_What you should do:_
Find all lines in the listing that include the word "olib", then copy them.

_Record set:_
· · · · ·

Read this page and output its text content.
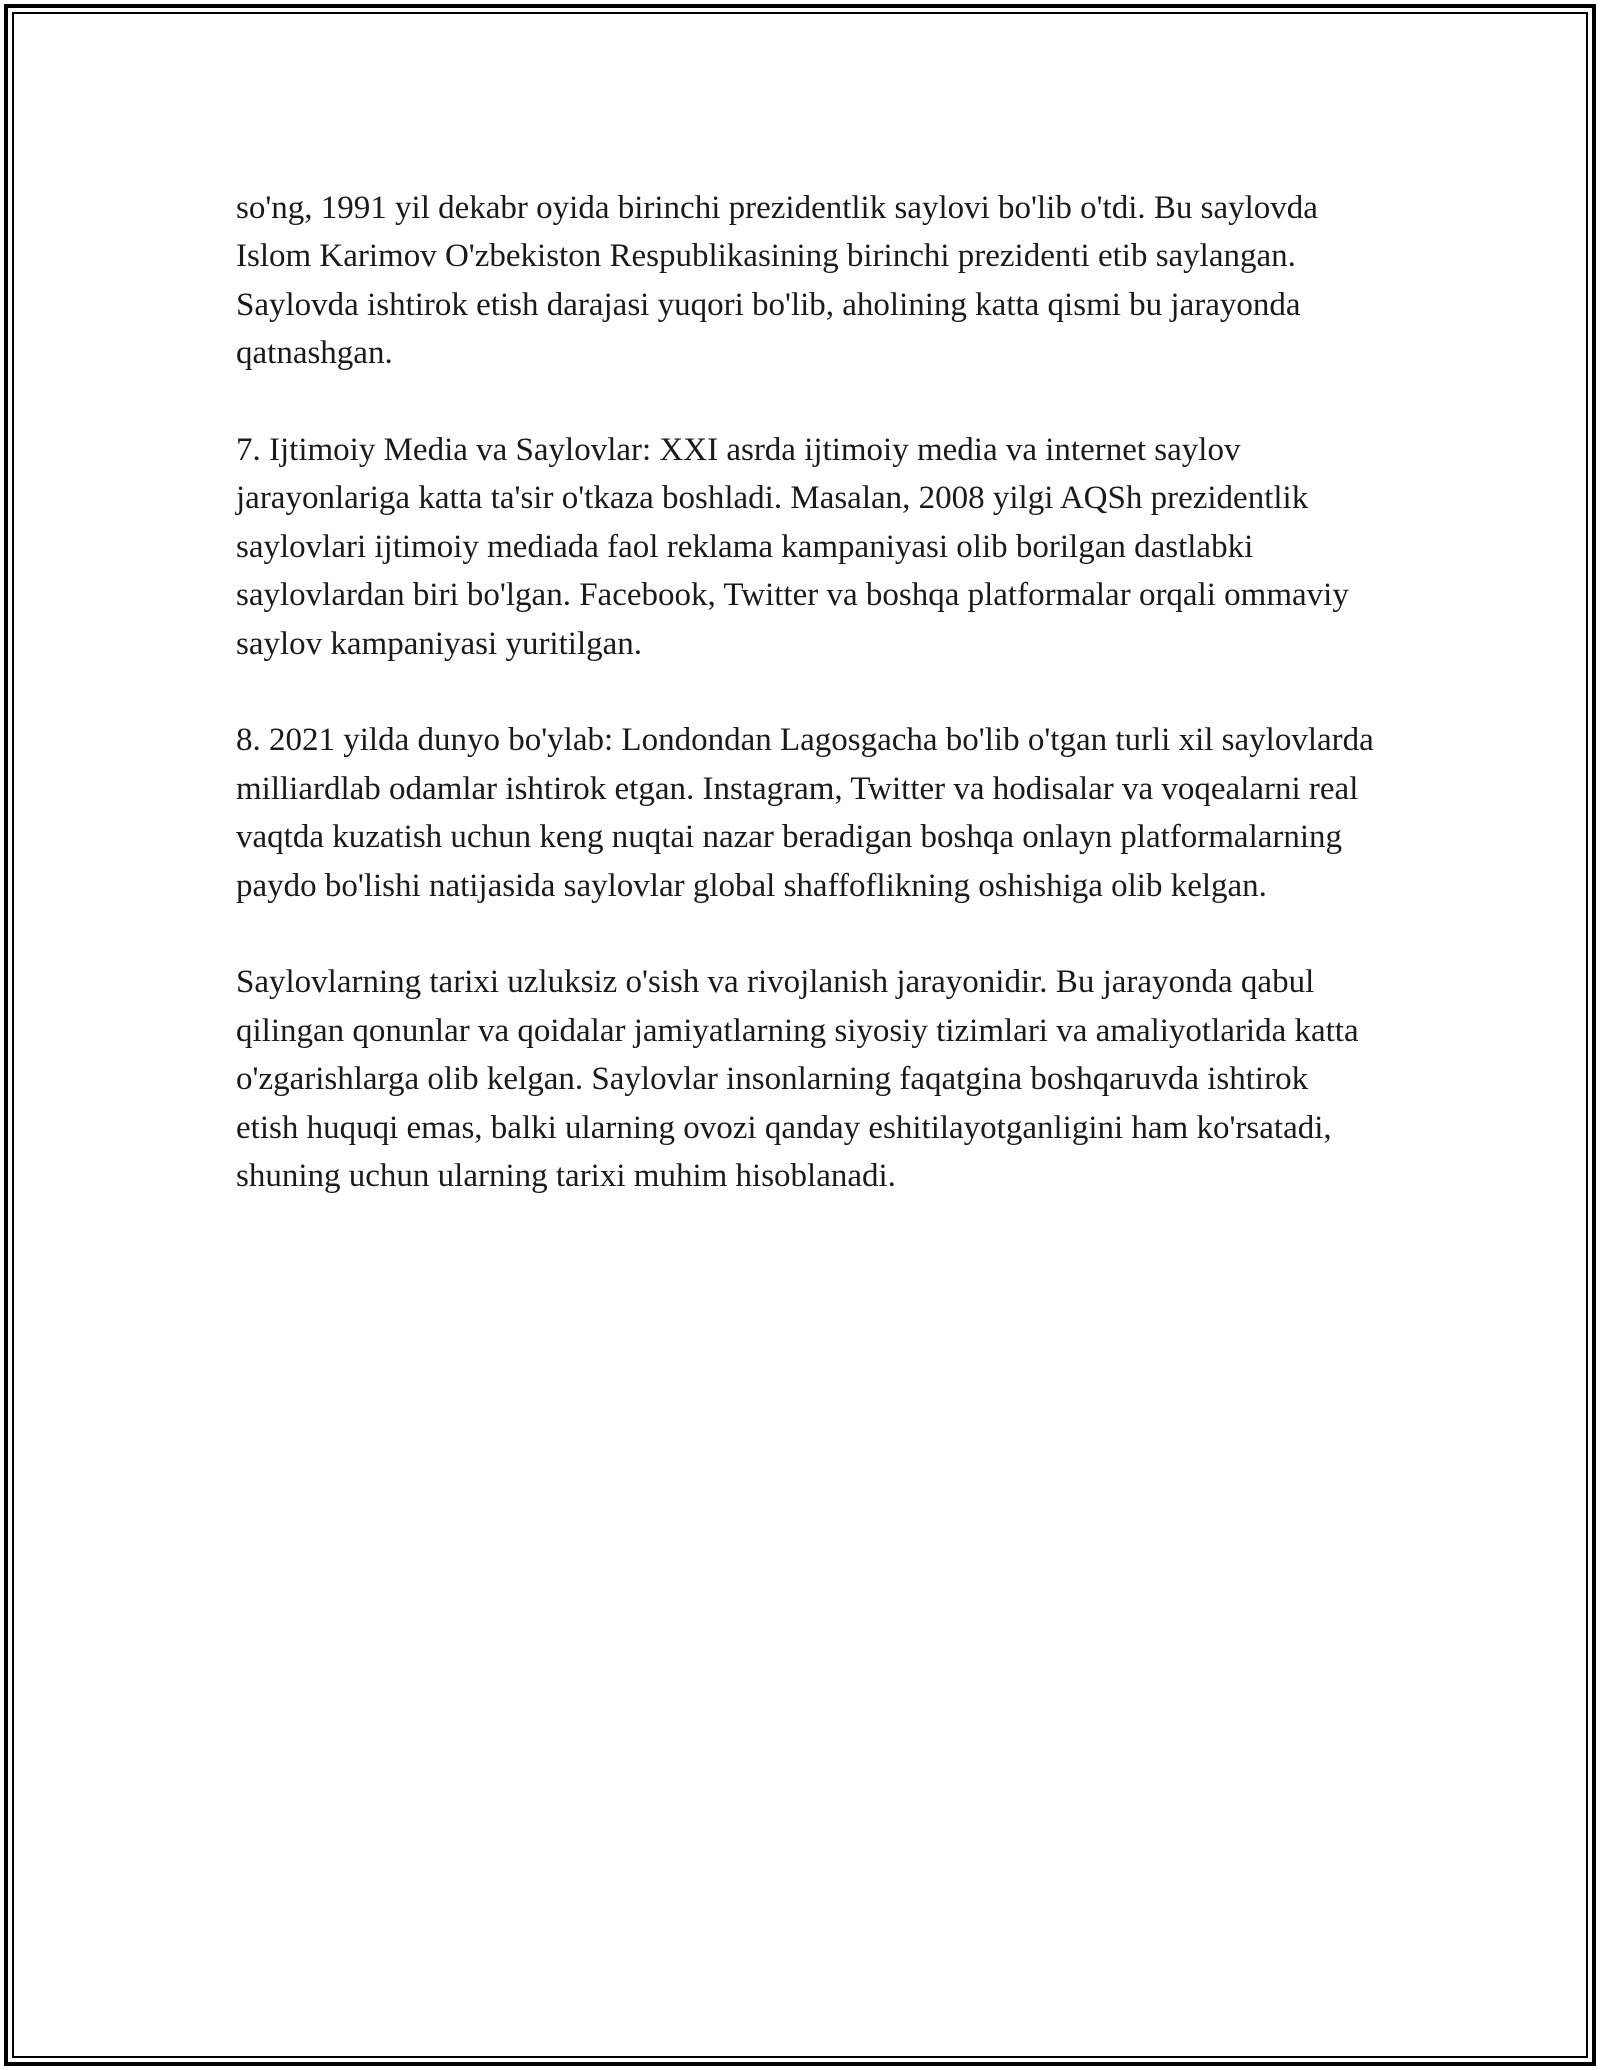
so'ng, 1991 yil dekabr oyida birinchi prezidentlik saylovi bo'lib o'tdi. Bu saylovda Islom Karimov O'zbekiston Respublikasining birinchi prezidenti etib saylangan. Saylovda ishtirok etish darajasi yuqori bo'lib, aholining katta qismi bu jarayonda qatnashgan.

7. Ijtimoiy Media va Saylovlar: XXI asrda ijtimoiy media va internet saylov jarayonlariga katta ta'sir o'tkaza boshladi. Masalan, 2008 yilgi AQSh prezidentlik saylovlari ijtimoiy mediada faol reklama kampaniyasi olib borilgan dastlabki saylovlardan biri bo'lgan. Facebook, Twitter va boshqa platformalar orqali ommaviy saylov kampaniyasi yuritilgan.

8. 2021 yilda dunyo bo'ylab: Londondan Lagosgacha bo'lib o'tgan turli xil saylovlarda milliardlab odamlar ishtirok etgan. Instagram, Twitter va hodisalar va voqealarni real vaqtda kuzatish uchun keng nuqtai nazar beradigan boshqa onlayn platformalarning paydo bo'lishi natijasida saylovlar global shaffoflikning oshishiga olib kelgan.

Saylovlarning tarixi uzluksiz o'sish va rivojlanish jarayonidir. Bu jarayonda qabul qilingan qonunlar va qoidalar jamiyatlarning siyosiy tizimlari va amaliyotlarida katta o'zgarishlarga olib kelgan. Saylovlar insonlarning faqatgina boshqaruvda ishtirok etish huquqi emas, balki ularning ovozi qanday eshitilayotganligini ham ko'rsatadi, shuning uchun ularning tarixi muhim hisoblanadi.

· · · · ·

_Correct result:_
7. Ijtimoiy Media va Saylovlar: XXI asrda ijtimoiy media va internet saylov jarayonlariga katta ta'sir o'tkaza boshladi. Masalan, 2008 yilgi AQSh prezidentlik saylovlari ijtimoiy mediada faol reklama kampaniyasi olib borilgan dastlabki saylovlardan biri bo'lgan. Facebook, Twitter va boshqa platformalar orqali ommaviy saylov kampaniyasi yuritilgan.
8. 2021 yilda dunyo bo'ylab: Londondan Lagosgacha bo'lib o'tgan turli xil saylovlarda milliardlab odamlar ishtirok etgan. Instagram, Twitter va hodisalar va voqealarni real vaqtda kuzatish uchun keng nuqtai nazar beradigan boshqa onlayn platformalarning paydo bo'lishi natijasida saylovlar global shaffoflikning oshishiga olib kelgan.
Saylovlarning tarixi uzluksiz o'sish va rivojlanish jarayonidir. Bu jarayonda qabul qilingan qonunlar va qoidalar jamiyatlarning siyosiy tizimlari va amaliyotlarida katta o'zgarishlarga olib kelgan. Saylovlar insonlarning faqatgina boshqaruvda ishtirok etish huquqi emas, balki ularning ovozi qanday eshitilayotganligini ham ko'rsatadi, shuning uchun ularning tarixi muhim hisoblanadi.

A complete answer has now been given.